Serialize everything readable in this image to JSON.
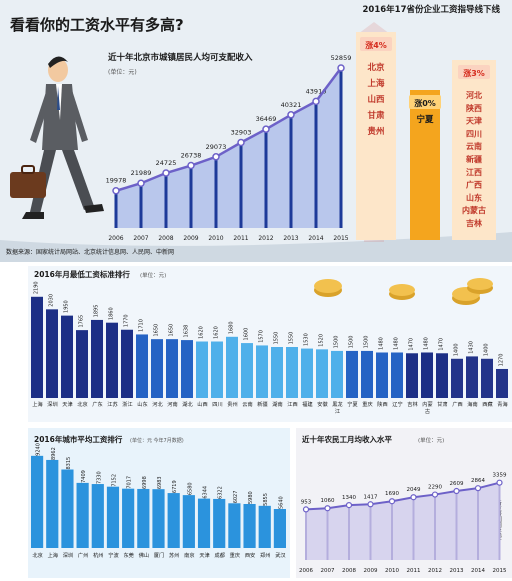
{
  "headline": "看看你的工资水平有多高?",
  "source": "数据来源：国家统计局网站、北京统计信息网、人民网、中新网",
  "stamp": "新京报制图/张雯",
  "colors": {
    "header_bg": "#e8eef3",
    "bar_dark": "#1a2d7a",
    "bar_light": "#2e93dd",
    "bar_panel_bg": "#e8f3fb",
    "line": "#c8c5e6",
    "accent_red": "#d52b1e",
    "orange": "#f4a51e",
    "text_dark": "#1a1a1a"
  },
  "chart_data": [
    {
      "type": "bar",
      "title": "近十年北京市城镇居民人均可支配收入",
      "unit": "(单位：元)",
      "categories": [
        "2006",
        "2007",
        "2008",
        "2009",
        "2010",
        "2011",
        "2012",
        "2013",
        "2014",
        "2015"
      ],
      "values": [
        19978,
        21989,
        24725,
        26738,
        29073,
        32903,
        36469,
        40321,
        43910,
        52859
      ]
    },
    {
      "type": "table",
      "title": "2016年17省份企业工资指导线下线",
      "groups": [
        {
          "badge": "涨4%",
          "provinces": [
            "北京",
            "上海",
            "山西",
            "甘肃",
            "贵州"
          ]
        },
        {
          "badge": "涨0%",
          "provinces": [
            "宁夏"
          ]
        },
        {
          "badge": "涨3%",
          "provinces": [
            "河北",
            "陕西",
            "天津",
            "四川",
            "云南",
            "新疆",
            "江西",
            "广西",
            "山东",
            "内蒙古",
            "吉林"
          ]
        }
      ]
    },
    {
      "type": "bar",
      "title": "2016年月最低工资标准排行",
      "unit": "(单位：元)",
      "categories": [
        "上海",
        "深圳",
        "天津",
        "北京",
        "广东",
        "江苏",
        "浙江",
        "山东",
        "河北",
        "河南",
        "湖北",
        "山西",
        "四川",
        "贵州",
        "云南",
        "新疆",
        "湖南",
        "江西",
        "福建",
        "安徽",
        "黑龙江",
        "宁夏",
        "重庆",
        "陕西",
        "辽宁",
        "吉林",
        "内蒙古",
        "甘肃",
        "广西",
        "海南",
        "西藏",
        "青海"
      ],
      "values": [
        2190,
        2030,
        1950,
        1765,
        1895,
        1860,
        1770,
        1710,
        1650,
        1650,
        1638,
        1620,
        1620,
        1680,
        1600,
        1570,
        1550,
        1550,
        1530,
        1520,
        1500,
        1500,
        1500,
        1480,
        1480,
        1470,
        1480,
        1470,
        1400,
        1430,
        1400,
        1270
      ]
    },
    {
      "type": "bar",
      "title": "2016年城市平均工资排行",
      "unit": "(单位：元   今年7月数据)",
      "categories": [
        "北京",
        "上海",
        "深圳",
        "广州",
        "杭州",
        "宁波",
        "东莞",
        "佛山",
        "厦门",
        "苏州",
        "南京",
        "天津",
        "成都",
        "重庆",
        "西安",
        "郑州",
        "武汉"
      ],
      "values": [
        9240,
        8962,
        8315,
        7409,
        7330,
        7152,
        7017,
        6998,
        6983,
        6719,
        6580,
        6344,
        6322,
        6027,
        5980,
        5855,
        5640
      ]
    },
    {
      "type": "line",
      "title": "近十年农民工月均收入水平",
      "unit": "(单位：元)",
      "x": [
        "2006",
        "2007",
        "2008",
        "2009",
        "2010",
        "2011",
        "2012",
        "2013",
        "2014",
        "2015"
      ],
      "values": [
        953,
        1060,
        1340,
        1417,
        1690,
        2049,
        2290,
        2609,
        2864,
        3359
      ]
    }
  ]
}
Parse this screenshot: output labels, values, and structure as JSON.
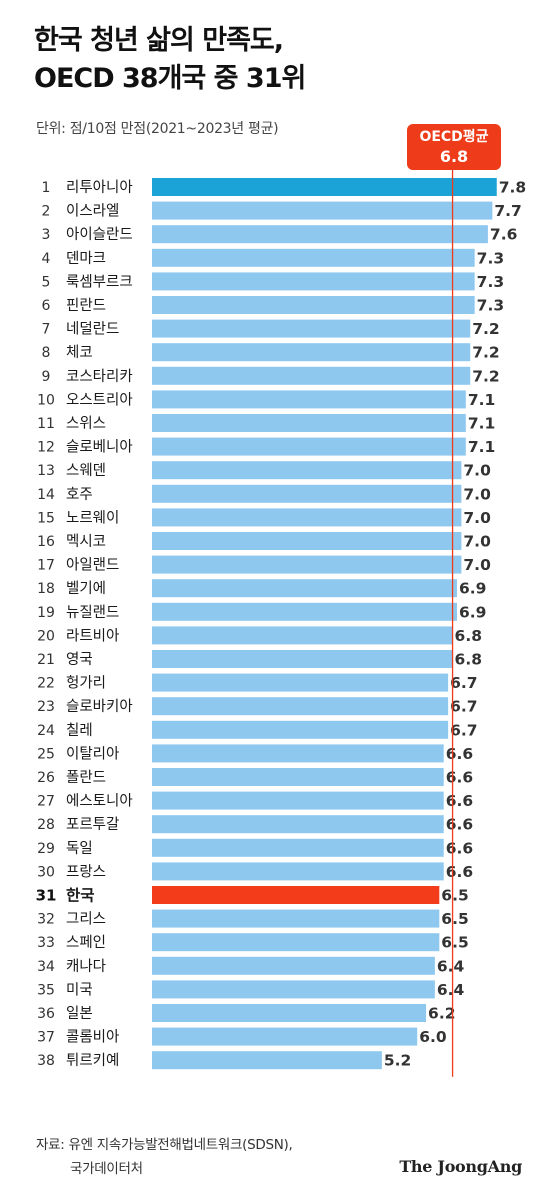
{
  "title": {
    "line1": "한국 청년 삶의 만족도,",
    "line2": "OECD 38개국 중 31위"
  },
  "unit_note": "단위: 점/10점 만점(2021~2023년 평균)",
  "average_badge": {
    "label": "OECD평균",
    "value": "6.8"
  },
  "source": {
    "line1": "자료: 유엔 지속가능발전해법네트워크(SDSN),",
    "line2": "국가데이터처"
  },
  "brand": "The JoongAng",
  "colors": {
    "bar": "#8fc8ef",
    "top_bar": "#1ba3d7",
    "highlight_bar": "#f23c1a",
    "average_line": "#ee3c1a"
  },
  "chart_data": {
    "type": "bar",
    "orientation": "horizontal",
    "average": 6.8,
    "highlight": "한국",
    "categories": [
      "리투아니아",
      "이스라엘",
      "아이슬란드",
      "덴마크",
      "룩셈부르크",
      "핀란드",
      "네덜란드",
      "체코",
      "코스타리카",
      "오스트리아",
      "스위스",
      "슬로베니아",
      "스웨덴",
      "호주",
      "노르웨이",
      "멕시코",
      "아일랜드",
      "벨기에",
      "뉴질랜드",
      "라트비아",
      "영국",
      "헝가리",
      "슬로바키아",
      "칠레",
      "이탈리아",
      "폴란드",
      "에스토니아",
      "포르투갈",
      "독일",
      "프랑스",
      "한국",
      "그리스",
      "스페인",
      "캐나다",
      "미국",
      "일본",
      "콜롬비아",
      "튀르키예"
    ],
    "ranks": [
      "1",
      "2",
      "3",
      "4",
      "5",
      "6",
      "7",
      "8",
      "9",
      "10",
      "11",
      "12",
      "13",
      "14",
      "15",
      "16",
      "17",
      "18",
      "19",
      "20",
      "21",
      "22",
      "23",
      "24",
      "25",
      "26",
      "27",
      "28",
      "29",
      "30",
      "31",
      "32",
      "33",
      "34",
      "35",
      "36",
      "37",
      "38"
    ],
    "values": [
      7.8,
      7.7,
      7.6,
      7.3,
      7.3,
      7.3,
      7.2,
      7.2,
      7.2,
      7.1,
      7.1,
      7.1,
      7.0,
      7.0,
      7.0,
      7.0,
      7.0,
      6.9,
      6.9,
      6.8,
      6.8,
      6.7,
      6.7,
      6.7,
      6.6,
      6.6,
      6.6,
      6.6,
      6.6,
      6.6,
      6.5,
      6.5,
      6.5,
      6.4,
      6.4,
      6.2,
      6.0,
      5.2
    ],
    "value_labels": [
      "7.8",
      "7.7",
      "7.6",
      "7.3",
      "7.3",
      "7.3",
      "7.2",
      "7.2",
      "7.2",
      "7.1",
      "7.1",
      "7.1",
      "7.0",
      "7.0",
      "7.0",
      "7.0",
      "7.0",
      "6.9",
      "6.9",
      "6.8",
      "6.8",
      "6.7",
      "6.7",
      "6.7",
      "6.6",
      "6.6",
      "6.6",
      "6.6",
      "6.6",
      "6.6",
      "6.5",
      "6.5",
      "6.5",
      "6.4",
      "6.4",
      "6.2",
      "6.0",
      "5.2"
    ]
  }
}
- - - -
Exercise details: Will you restate every entry word for word and omit the images?

Correct result:
Serialize everything readable in this image to JSON.
{
  "headline": "看看你的工资水平有多高?",
  "source": "数据来源：国家统计局网站、北京统计信息网、人民网、中新网",
  "stamp": "新京报制图/张雯",
  "colors": {
    "header_bg": "#e8eef3",
    "bar_dark": "#1a2d7a",
    "bar_light": "#2e93dd",
    "bar_panel_bg": "#e8f3fb",
    "line": "#c8c5e6",
    "accent_red": "#d52b1e",
    "orange": "#f4a51e",
    "text_dark": "#1a1a1a"
  },
  "chart_data": [
    {
      "type": "bar",
      "title": "近十年北京市城镇居民人均可支配收入",
      "unit": "(单位：元)",
      "categories": [
        "2006",
        "2007",
        "2008",
        "2009",
        "2010",
        "2011",
        "2012",
        "2013",
        "2014",
        "2015"
      ],
      "values": [
        19978,
        21989,
        24725,
        26738,
        29073,
        32903,
        36469,
        40321,
        43910,
        52859
      ]
    },
    {
      "type": "table",
      "title": "2016年17省份企业工资指导线下线",
      "groups": [
        {
          "badge": "涨4%",
          "provinces": [
            "北京",
            "上海",
            "山西",
            "甘肃",
            "贵州"
          ]
        },
        {
          "badge": "涨0%",
          "provinces": [
            "宁夏"
          ]
        },
        {
          "badge": "涨3%",
          "provinces": [
            "河北",
            "陕西",
            "天津",
            "四川",
            "云南",
            "新疆",
            "江西",
            "广西",
            "山东",
            "内蒙古",
            "吉林"
          ]
        }
      ]
    },
    {
      "type": "bar",
      "title": "2016年月最低工资标准排行",
      "unit": "(单位：元)",
      "categories": [
        "上海",
        "深圳",
        "天津",
        "北京",
        "广东",
        "江苏",
        "浙江",
        "山东",
        "河北",
        "河南",
        "湖北",
        "山西",
        "四川",
        "贵州",
        "云南",
        "新疆",
        "湖南",
        "江西",
        "福建",
        "安徽",
        "黑龙江",
        "宁夏",
        "重庆",
        "陕西",
        "辽宁",
        "吉林",
        "内蒙古",
        "甘肃",
        "广西",
        "海南",
        "西藏",
        "青海"
      ],
      "values": [
        2190,
        2030,
        1950,
        1765,
        1895,
        1860,
        1770,
        1710,
        1650,
        1650,
        1638,
        1620,
        1620,
        1680,
        1600,
        1570,
        1550,
        1550,
        1530,
        1520,
        1500,
        1500,
        1500,
        1480,
        1480,
        1470,
        1480,
        1470,
        1400,
        1430,
        1400,
        1270
      ]
    },
    {
      "type": "bar",
      "title": "2016年城市平均工资排行",
      "unit": "(单位：元   今年7月数据)",
      "categories": [
        "北京",
        "上海",
        "深圳",
        "广州",
        "杭州",
        "宁波",
        "东莞",
        "佛山",
        "厦门",
        "苏州",
        "南京",
        "天津",
        "成都",
        "重庆",
        "西安",
        "郑州",
        "武汉"
      ],
      "values": [
        9240,
        8962,
        8315,
        7409,
        7330,
        7152,
        7017,
        6998,
        6983,
        6719,
        6580,
        6344,
        6322,
        6027,
        5980,
        5855,
        5640
      ]
    },
    {
      "type": "line",
      "title": "近十年农民工月均收入水平",
      "unit": "(单位：元)",
      "x": [
        "2006",
        "2007",
        "2008",
        "2009",
        "2010",
        "2011",
        "2012",
        "2013",
        "2014",
        "2015"
      ],
      "values": [
        953,
        1060,
        1340,
        1417,
        1690,
        2049,
        2290,
        2609,
        2864,
        3359
      ]
    }
  ]
}
Parse this screenshot: output labels, values, and structure as JSON.
{
  "title": {
    "line1": "한국 청년 삶의 만족도,",
    "line2": "OECD 38개국 중 31위"
  },
  "unit_note": "단위: 점/10점 만점(2021~2023년 평균)",
  "average_badge": {
    "label": "OECD평균",
    "value": "6.8"
  },
  "source": {
    "line1": "자료: 유엔 지속가능발전해법네트워크(SDSN),",
    "line2": "국가데이터처"
  },
  "brand": "The JoongAng",
  "colors": {
    "bar": "#8fc8ef",
    "top_bar": "#1ba3d7",
    "highlight_bar": "#f23c1a",
    "average_line": "#ee3c1a"
  },
  "chart_data": {
    "type": "bar",
    "orientation": "horizontal",
    "average": 6.8,
    "highlight": "한국",
    "categories": [
      "리투아니아",
      "이스라엘",
      "아이슬란드",
      "덴마크",
      "룩셈부르크",
      "핀란드",
      "네덜란드",
      "체코",
      "코스타리카",
      "오스트리아",
      "스위스",
      "슬로베니아",
      "스웨덴",
      "호주",
      "노르웨이",
      "멕시코",
      "아일랜드",
      "벨기에",
      "뉴질랜드",
      "라트비아",
      "영국",
      "헝가리",
      "슬로바키아",
      "칠레",
      "이탈리아",
      "폴란드",
      "에스토니아",
      "포르투갈",
      "독일",
      "프랑스",
      "한국",
      "그리스",
      "스페인",
      "캐나다",
      "미국",
      "일본",
      "콜롬비아",
      "튀르키예"
    ],
    "ranks": [
      "1",
      "2",
      "3",
      "4",
      "5",
      "6",
      "7",
      "8",
      "9",
      "10",
      "11",
      "12",
      "13",
      "14",
      "15",
      "16",
      "17",
      "18",
      "19",
      "20",
      "21",
      "22",
      "23",
      "24",
      "25",
      "26",
      "27",
      "28",
      "29",
      "30",
      "31",
      "32",
      "33",
      "34",
      "35",
      "36",
      "37",
      "38"
    ],
    "values": [
      7.8,
      7.7,
      7.6,
      7.3,
      7.3,
      7.3,
      7.2,
      7.2,
      7.2,
      7.1,
      7.1,
      7.1,
      7.0,
      7.0,
      7.0,
      7.0,
      7.0,
      6.9,
      6.9,
      6.8,
      6.8,
      6.7,
      6.7,
      6.7,
      6.6,
      6.6,
      6.6,
      6.6,
      6.6,
      6.6,
      6.5,
      6.5,
      6.5,
      6.4,
      6.4,
      6.2,
      6.0,
      5.2
    ],
    "value_labels": [
      "7.8",
      "7.7",
      "7.6",
      "7.3",
      "7.3",
      "7.3",
      "7.2",
      "7.2",
      "7.2",
      "7.1",
      "7.1",
      "7.1",
      "7.0",
      "7.0",
      "7.0",
      "7.0",
      "7.0",
      "6.9",
      "6.9",
      "6.8",
      "6.8",
      "6.7",
      "6.7",
      "6.7",
      "6.6",
      "6.6",
      "6.6",
      "6.6",
      "6.6",
      "6.6",
      "6.5",
      "6.5",
      "6.5",
      "6.4",
      "6.4",
      "6.2",
      "6.0",
      "5.2"
    ]
  }
}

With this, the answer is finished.